Bring together all lines of the material below that contain the string "book".

==*==

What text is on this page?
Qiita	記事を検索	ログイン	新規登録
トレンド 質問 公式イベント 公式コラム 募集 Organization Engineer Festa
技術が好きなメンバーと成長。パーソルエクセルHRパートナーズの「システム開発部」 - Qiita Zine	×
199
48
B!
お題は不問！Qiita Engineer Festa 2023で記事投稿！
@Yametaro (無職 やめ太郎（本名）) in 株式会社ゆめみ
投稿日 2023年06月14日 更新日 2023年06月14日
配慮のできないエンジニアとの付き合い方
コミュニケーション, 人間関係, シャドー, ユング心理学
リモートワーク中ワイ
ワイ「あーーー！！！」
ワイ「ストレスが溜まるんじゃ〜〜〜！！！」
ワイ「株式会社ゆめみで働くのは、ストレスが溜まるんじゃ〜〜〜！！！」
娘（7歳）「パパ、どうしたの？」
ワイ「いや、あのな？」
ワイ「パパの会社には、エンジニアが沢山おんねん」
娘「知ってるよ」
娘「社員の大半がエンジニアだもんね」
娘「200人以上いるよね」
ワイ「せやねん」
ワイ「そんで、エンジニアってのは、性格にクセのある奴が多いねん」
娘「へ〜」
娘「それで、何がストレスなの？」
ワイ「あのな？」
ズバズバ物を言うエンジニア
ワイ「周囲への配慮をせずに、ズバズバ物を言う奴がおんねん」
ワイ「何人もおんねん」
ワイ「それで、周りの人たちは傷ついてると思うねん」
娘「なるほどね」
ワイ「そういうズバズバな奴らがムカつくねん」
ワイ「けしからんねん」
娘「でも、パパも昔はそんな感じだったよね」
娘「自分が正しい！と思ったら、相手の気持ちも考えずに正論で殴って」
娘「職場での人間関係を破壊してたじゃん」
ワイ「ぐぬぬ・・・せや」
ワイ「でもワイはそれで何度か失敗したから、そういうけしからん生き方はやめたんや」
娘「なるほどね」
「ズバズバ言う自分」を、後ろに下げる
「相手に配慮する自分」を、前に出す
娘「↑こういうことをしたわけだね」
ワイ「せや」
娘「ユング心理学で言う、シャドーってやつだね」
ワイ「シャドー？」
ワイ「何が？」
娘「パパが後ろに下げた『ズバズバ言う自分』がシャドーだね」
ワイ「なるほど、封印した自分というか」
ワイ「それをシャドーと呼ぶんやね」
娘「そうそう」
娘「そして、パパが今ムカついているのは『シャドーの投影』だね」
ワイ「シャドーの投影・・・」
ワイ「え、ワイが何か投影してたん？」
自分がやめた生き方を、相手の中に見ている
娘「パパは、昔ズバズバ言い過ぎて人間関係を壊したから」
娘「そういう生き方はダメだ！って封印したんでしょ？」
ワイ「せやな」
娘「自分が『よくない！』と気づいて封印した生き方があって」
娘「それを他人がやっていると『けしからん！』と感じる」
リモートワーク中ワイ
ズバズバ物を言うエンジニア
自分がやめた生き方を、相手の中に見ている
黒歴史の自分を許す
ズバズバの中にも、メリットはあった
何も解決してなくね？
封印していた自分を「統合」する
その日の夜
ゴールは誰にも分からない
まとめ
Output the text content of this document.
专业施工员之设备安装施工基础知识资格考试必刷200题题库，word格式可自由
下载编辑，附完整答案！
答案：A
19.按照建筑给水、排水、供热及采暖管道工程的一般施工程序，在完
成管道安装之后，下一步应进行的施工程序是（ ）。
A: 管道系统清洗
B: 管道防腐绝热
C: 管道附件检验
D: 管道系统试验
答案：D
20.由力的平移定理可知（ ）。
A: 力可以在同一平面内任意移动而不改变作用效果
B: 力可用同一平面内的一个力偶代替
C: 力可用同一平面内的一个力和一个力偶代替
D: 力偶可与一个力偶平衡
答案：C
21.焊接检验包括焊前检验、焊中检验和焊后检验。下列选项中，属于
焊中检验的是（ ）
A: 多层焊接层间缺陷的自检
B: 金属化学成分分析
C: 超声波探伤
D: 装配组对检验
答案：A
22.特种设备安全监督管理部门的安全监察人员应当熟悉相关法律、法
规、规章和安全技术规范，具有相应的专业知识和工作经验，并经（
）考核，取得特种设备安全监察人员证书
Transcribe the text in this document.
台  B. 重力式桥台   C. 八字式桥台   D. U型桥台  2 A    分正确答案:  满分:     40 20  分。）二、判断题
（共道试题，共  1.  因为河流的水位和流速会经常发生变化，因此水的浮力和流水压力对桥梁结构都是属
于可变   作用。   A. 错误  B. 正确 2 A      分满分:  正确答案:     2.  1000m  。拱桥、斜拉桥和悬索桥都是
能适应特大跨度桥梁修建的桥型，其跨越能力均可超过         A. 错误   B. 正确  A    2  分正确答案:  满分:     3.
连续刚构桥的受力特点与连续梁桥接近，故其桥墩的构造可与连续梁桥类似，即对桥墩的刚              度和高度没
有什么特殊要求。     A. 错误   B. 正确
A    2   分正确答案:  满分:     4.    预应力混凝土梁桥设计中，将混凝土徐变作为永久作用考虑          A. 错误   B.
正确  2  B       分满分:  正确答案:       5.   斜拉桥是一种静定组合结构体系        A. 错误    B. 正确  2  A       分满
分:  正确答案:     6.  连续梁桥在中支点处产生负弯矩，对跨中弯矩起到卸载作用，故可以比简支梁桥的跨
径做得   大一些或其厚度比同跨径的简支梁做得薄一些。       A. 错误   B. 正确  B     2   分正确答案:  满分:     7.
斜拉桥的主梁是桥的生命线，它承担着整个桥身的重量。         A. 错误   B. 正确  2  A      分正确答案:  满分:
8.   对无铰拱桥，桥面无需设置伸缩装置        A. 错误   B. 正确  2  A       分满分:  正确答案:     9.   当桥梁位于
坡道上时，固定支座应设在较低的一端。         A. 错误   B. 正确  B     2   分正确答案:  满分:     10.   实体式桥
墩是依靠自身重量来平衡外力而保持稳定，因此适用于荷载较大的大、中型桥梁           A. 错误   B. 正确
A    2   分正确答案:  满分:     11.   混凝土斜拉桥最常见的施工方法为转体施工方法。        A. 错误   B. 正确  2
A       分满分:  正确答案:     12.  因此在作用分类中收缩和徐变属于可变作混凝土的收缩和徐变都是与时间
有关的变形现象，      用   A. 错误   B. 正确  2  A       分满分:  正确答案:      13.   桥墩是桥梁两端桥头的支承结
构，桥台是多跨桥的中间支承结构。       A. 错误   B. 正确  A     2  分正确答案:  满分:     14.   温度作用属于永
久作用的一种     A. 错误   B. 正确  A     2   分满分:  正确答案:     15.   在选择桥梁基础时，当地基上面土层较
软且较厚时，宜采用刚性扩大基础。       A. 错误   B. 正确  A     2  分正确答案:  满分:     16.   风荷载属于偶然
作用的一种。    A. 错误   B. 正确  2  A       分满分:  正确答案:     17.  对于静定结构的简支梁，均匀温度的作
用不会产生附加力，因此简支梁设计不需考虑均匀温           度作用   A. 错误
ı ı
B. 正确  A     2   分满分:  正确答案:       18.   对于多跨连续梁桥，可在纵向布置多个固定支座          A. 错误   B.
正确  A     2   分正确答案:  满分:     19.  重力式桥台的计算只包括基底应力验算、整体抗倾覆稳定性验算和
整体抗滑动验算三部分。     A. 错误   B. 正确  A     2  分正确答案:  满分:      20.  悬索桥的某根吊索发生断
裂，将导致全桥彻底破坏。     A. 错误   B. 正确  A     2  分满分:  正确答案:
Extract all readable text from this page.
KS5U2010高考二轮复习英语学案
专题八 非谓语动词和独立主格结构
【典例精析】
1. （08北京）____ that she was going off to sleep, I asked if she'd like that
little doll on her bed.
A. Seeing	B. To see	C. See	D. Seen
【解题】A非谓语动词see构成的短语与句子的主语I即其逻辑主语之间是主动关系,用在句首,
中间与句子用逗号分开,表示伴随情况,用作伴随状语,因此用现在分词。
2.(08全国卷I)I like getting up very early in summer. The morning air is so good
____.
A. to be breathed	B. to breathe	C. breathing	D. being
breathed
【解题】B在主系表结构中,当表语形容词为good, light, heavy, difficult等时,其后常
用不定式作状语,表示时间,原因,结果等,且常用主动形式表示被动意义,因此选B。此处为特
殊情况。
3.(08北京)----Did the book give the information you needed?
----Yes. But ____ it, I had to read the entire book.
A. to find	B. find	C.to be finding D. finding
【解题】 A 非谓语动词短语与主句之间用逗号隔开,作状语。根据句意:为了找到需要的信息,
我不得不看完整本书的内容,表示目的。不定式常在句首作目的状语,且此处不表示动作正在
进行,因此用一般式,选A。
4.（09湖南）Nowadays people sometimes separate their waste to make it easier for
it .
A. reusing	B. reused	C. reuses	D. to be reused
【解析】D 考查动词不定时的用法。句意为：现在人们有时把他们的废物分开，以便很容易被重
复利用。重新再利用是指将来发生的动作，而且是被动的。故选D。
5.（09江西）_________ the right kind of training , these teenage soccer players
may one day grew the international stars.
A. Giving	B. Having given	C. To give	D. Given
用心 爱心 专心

==*==

Exercise solution:
3.(08北京)----Did the book give the information you needed?
----Yes. But ____ it, I had to read the entire book.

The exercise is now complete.